- DATA FOR THIS TASK:
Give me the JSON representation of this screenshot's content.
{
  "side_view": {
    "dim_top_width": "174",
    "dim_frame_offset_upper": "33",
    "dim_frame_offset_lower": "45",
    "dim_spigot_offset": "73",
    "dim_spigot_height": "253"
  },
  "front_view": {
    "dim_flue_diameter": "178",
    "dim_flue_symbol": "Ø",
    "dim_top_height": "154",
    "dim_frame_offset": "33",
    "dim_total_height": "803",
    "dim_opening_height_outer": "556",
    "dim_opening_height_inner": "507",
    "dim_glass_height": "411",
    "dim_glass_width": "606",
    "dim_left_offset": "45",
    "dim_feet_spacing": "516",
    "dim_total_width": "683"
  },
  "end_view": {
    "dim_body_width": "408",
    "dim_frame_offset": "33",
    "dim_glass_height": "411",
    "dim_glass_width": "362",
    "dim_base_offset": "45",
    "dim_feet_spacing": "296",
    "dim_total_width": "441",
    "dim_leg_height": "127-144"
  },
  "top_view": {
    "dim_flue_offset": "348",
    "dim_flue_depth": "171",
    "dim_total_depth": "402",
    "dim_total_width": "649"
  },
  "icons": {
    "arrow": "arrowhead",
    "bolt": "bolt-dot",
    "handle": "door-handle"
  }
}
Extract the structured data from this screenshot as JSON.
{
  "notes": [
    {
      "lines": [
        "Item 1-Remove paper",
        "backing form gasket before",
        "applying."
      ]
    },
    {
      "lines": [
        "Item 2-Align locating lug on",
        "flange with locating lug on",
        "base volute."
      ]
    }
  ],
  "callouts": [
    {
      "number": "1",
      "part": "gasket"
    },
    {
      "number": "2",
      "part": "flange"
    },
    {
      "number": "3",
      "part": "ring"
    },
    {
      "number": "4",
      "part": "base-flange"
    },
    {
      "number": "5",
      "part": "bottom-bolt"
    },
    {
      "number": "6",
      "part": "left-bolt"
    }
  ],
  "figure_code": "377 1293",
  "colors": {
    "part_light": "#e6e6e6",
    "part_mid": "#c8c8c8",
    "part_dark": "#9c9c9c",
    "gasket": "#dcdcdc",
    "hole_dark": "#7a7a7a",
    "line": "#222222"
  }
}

- REQUIREMENTS:
Give again the lines from the line holding "Extract the structured" through the close of the listing, both included, exactly as written and with nothing else.

- WRITTEN SOLUTION:
Extract the structured data from this screenshot as JSON.
{
  "notes": [
    {
      "lines": [
        "Item 1-Remove paper",
        "backing form gasket before",
        "applying."
      ]
    },
    {
      "lines": [
        "Item 2-Align locating lug on",
        "flange with locating lug on",
        "base volute."
      ]
    }
  ],
  "callouts": [
    {
      "number": "1",
      "part": "gasket"
    },
    {
      "number": "2",
      "part": "flange"
    },
    {
      "number": "3",
      "part": "ring"
    },
    {
      "number": "4",
      "part": "base-flange"
    },
    {
      "number": "5",
      "part": "bottom-bolt"
    },
    {
      "number": "6",
      "part": "left-bolt"
    }
  ],
  "figure_code": "377 1293",
  "colors": {
    "part_light": "#e6e6e6",
    "part_mid": "#c8c8c8",
    "part_dark": "#9c9c9c",
    "gasket": "#dcdcdc",
    "hole_dark": "#7a7a7a",
    "line": "#222222"
  }
}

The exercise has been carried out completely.